(Dataset entries on figures)
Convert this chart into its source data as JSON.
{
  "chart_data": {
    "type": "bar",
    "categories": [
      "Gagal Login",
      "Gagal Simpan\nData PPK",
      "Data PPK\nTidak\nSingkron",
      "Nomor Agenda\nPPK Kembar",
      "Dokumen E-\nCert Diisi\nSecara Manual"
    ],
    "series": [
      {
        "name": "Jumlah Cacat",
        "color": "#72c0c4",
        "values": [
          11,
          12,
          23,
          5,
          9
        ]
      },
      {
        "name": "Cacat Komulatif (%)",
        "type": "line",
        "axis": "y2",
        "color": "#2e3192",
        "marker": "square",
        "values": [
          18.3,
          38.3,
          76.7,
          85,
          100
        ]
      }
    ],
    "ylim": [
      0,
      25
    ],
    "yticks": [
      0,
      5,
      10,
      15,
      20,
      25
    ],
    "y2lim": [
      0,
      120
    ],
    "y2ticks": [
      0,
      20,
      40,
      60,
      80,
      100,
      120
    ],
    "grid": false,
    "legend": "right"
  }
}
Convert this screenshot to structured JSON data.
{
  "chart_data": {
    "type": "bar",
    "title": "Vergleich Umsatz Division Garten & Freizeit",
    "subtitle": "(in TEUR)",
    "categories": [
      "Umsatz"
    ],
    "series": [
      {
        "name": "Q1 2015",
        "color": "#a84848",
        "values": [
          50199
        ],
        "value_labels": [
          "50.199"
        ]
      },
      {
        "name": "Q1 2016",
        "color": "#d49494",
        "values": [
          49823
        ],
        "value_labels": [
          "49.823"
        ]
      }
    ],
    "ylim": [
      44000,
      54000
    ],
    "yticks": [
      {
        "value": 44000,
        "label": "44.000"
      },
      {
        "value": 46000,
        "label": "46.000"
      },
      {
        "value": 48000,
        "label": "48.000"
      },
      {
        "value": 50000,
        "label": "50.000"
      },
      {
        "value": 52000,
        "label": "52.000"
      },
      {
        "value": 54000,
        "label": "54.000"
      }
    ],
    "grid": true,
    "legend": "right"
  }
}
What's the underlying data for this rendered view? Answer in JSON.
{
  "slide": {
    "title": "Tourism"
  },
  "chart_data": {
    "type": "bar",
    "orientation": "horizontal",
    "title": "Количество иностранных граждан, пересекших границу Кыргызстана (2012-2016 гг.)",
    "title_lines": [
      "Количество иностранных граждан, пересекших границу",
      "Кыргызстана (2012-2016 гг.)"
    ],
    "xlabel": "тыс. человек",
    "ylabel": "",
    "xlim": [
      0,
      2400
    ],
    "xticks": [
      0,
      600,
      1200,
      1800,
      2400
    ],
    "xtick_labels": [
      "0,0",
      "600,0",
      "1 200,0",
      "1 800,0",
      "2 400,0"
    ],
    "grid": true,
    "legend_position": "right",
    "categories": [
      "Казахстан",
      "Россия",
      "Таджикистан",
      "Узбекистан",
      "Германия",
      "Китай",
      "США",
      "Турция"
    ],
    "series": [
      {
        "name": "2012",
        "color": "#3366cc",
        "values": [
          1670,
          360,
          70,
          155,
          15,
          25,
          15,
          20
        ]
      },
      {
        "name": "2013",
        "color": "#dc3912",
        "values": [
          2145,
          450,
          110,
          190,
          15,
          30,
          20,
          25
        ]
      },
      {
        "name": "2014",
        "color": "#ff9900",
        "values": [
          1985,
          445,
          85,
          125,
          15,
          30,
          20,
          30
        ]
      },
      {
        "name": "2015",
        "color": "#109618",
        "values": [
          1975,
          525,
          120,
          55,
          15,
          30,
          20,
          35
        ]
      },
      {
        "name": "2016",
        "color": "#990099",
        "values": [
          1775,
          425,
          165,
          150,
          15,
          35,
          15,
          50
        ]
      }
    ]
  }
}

▶ [THE PROBLEM]:
Using the listing above, pull out all lines that hold the word "Cacat".

▶ [CORRECT RESPONSE]:
        "name": "Jumlah Cacat",
        "name": "Cacat Komulatif (%)",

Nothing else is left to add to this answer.